-- SOURCE MATERIAL start --

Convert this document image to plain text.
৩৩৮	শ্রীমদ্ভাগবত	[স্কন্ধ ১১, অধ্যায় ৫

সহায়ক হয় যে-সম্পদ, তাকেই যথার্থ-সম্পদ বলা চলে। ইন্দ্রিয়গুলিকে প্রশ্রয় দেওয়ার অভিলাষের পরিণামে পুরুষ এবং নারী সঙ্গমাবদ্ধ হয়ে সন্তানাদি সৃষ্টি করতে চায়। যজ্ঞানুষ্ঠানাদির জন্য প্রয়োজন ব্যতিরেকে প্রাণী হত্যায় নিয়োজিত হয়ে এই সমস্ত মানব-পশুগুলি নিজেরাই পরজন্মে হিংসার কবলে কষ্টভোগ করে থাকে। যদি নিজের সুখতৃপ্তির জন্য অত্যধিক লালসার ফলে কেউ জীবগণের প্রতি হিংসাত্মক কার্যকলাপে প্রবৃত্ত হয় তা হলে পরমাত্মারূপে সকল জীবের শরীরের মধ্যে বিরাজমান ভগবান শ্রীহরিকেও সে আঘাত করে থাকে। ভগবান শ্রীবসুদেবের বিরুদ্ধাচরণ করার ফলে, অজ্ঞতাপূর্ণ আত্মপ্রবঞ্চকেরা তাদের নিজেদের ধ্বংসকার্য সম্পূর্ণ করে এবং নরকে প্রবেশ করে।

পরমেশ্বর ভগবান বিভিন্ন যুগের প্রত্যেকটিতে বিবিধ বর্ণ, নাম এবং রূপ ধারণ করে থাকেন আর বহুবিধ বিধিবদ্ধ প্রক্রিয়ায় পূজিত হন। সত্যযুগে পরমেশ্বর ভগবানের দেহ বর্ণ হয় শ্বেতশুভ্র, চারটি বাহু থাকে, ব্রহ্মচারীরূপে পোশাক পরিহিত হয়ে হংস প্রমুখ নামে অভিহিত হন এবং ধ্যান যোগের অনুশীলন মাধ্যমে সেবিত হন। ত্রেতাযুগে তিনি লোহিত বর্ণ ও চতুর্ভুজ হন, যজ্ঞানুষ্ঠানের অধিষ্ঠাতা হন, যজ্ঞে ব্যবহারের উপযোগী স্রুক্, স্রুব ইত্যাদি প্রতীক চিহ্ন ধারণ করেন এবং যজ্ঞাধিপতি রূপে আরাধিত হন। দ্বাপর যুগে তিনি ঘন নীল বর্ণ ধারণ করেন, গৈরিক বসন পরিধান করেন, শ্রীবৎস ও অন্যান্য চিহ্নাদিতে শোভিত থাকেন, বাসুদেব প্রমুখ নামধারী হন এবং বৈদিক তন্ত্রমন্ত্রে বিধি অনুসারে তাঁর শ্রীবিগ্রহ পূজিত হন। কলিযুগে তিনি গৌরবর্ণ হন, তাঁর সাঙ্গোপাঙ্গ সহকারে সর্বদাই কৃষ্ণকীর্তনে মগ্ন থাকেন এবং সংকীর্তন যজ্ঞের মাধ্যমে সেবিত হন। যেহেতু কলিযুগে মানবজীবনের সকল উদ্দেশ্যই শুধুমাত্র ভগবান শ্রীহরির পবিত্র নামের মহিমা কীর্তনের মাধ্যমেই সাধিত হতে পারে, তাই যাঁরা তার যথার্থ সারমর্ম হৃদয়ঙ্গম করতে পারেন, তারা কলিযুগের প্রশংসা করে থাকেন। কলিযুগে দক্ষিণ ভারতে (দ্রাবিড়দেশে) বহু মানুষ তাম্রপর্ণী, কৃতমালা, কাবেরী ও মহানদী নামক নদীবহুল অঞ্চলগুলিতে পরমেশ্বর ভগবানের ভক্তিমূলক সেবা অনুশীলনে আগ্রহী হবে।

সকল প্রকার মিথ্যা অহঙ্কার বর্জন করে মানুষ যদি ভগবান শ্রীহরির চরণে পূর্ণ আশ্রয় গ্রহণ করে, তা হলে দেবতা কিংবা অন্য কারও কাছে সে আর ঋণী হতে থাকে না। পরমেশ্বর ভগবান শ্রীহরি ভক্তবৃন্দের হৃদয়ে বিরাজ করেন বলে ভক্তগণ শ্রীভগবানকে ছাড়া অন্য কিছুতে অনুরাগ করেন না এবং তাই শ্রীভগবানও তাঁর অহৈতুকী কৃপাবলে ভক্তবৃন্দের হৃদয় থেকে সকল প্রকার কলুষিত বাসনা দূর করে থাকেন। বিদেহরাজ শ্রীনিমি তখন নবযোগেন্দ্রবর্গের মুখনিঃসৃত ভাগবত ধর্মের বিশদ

-- SOURCE MATERIAL end --

- **SHORT PROBLEM**:
Exactly reproduce every line of the data above.

- **ANSWER TO THE TASK**:
Convert this document image to plain text.
৩৩৮	শ্রীমদ্ভাগবত	[স্কন্ধ ১১, অধ্যায় ৫

সহায়ক হয় যে-সম্পদ, তাকেই যথার্থ-সম্পদ বলা চলে। ইন্দ্রিয়গুলিকে প্রশ্রয় দেওয়ার অভিলাষের পরিণামে পুরুষ এবং নারী সঙ্গমাবদ্ধ হয়ে সন্তানাদি সৃষ্টি করতে চায়। যজ্ঞানুষ্ঠানাদির জন্য প্রয়োজন ব্যতিরেকে প্রাণী হত্যায় নিয়োজিত হয়ে এই সমস্ত মানব-পশুগুলি নিজেরাই পরজন্মে হিংসার কবলে কষ্টভোগ করে থাকে। যদি নিজের সুখতৃপ্তির জন্য অত্যধিক লালসার ফলে কেউ জীবগণের প্রতি হিংসাত্মক কার্যকলাপে প্রবৃত্ত হয় তা হলে পরমাত্মারূপে সকল জীবের শরীরের মধ্যে বিরাজমান ভগবান শ্রীহরিকেও সে আঘাত করে থাকে। ভগবান শ্রীবসুদেবের বিরুদ্ধাচরণ করার ফলে, অজ্ঞতাপূর্ণ আত্মপ্রবঞ্চকেরা তাদের নিজেদের ধ্বংসকার্য সম্পূর্ণ করে এবং নরকে প্রবেশ করে।

পরমেশ্বর ভগবান বিভিন্ন যুগের প্রত্যেকটিতে বিবিধ বর্ণ, নাম এবং রূপ ধারণ করে থাকেন আর বহুবিধ বিধিবদ্ধ প্রক্রিয়ায় পূজিত হন। সত্যযুগে পরমেশ্বর ভগবানের দেহ বর্ণ হয় শ্বেতশুভ্র, চারটি বাহু থাকে, ব্রহ্মচারীরূপে পোশাক পরিহিত হয়ে হংস প্রমুখ নামে অভিহিত হন এবং ধ্যান যোগের অনুশীলন মাধ্যমে সেবিত হন। ত্রেতাযুগে তিনি লোহিত বর্ণ ও চতুর্ভুজ হন, যজ্ঞানুষ্ঠানের অধিষ্ঠাতা হন, যজ্ঞে ব্যবহারের উপযোগী স্রুক্, স্রুব ইত্যাদি প্রতীক চিহ্ন ধারণ করেন এবং যজ্ঞাধিপতি রূপে আরাধিত হন। দ্বাপর যুগে তিনি ঘন নীল বর্ণ ধারণ করেন, গৈরিক বসন পরিধান করেন, শ্রীবৎস ও অন্যান্য চিহ্নাদিতে শোভিত থাকেন, বাসুদেব প্রমুখ নামধারী হন এবং বৈদিক তন্ত্রমন্ত্রে বিধি অনুসারে তাঁর শ্রীবিগ্রহ পূজিত হন। কলিযুগে তিনি গৌরবর্ণ হন, তাঁর সাঙ্গোপাঙ্গ সহকারে সর্বদাই কৃষ্ণকীর্তনে মগ্ন থাকেন এবং সংকীর্তন যজ্ঞের মাধ্যমে সেবিত হন। যেহেতু কলিযুগে মানবজীবনের সকল উদ্দেশ্যই শুধুমাত্র ভগবান শ্রীহরির পবিত্র নামের মহিমা কীর্তনের মাধ্যমেই সাধিত হতে পারে, তাই যাঁরা তার যথার্থ সারমর্ম হৃদয়ঙ্গম করতে পারেন, তারা কলিযুগের প্রশংসা করে থাকেন। কলিযুগে দক্ষিণ ভারতে (দ্রাবিড়দেশে) বহু মানুষ তাম্রপর্ণী, কৃতমালা, কাবেরী ও মহানদী নামক নদীবহুল অঞ্চলগুলিতে পরমেশ্বর ভগবানের ভক্তিমূলক সেবা অনুশীলনে আগ্রহী হবে।

সকল প্রকার মিথ্যা অহঙ্কার বর্জন করে মানুষ যদি ভগবান শ্রীহরির চরণে পূর্ণ আশ্রয় গ্রহণ করে, তা হলে দেবতা কিংবা অন্য কারও কাছে সে আর ঋণী হতে থাকে না। পরমেশ্বর ভগবান শ্রীহরি ভক্তবৃন্দের হৃদয়ে বিরাজ করেন বলে ভক্তগণ শ্রীভগবানকে ছাড়া অন্য কিছুতে অনুরাগ করেন না এবং তাই শ্রীভগবানও তাঁর অহৈতুকী কৃপাবলে ভক্তবৃন্দের হৃদয় থেকে সকল প্রকার কলুষিত বাসনা দূর করে থাকেন। বিদেহরাজ শ্রীনিমি তখন নবযোগেন্দ্রবর্গের মুখনিঃসৃত ভাগবত ধর্মের বিশদ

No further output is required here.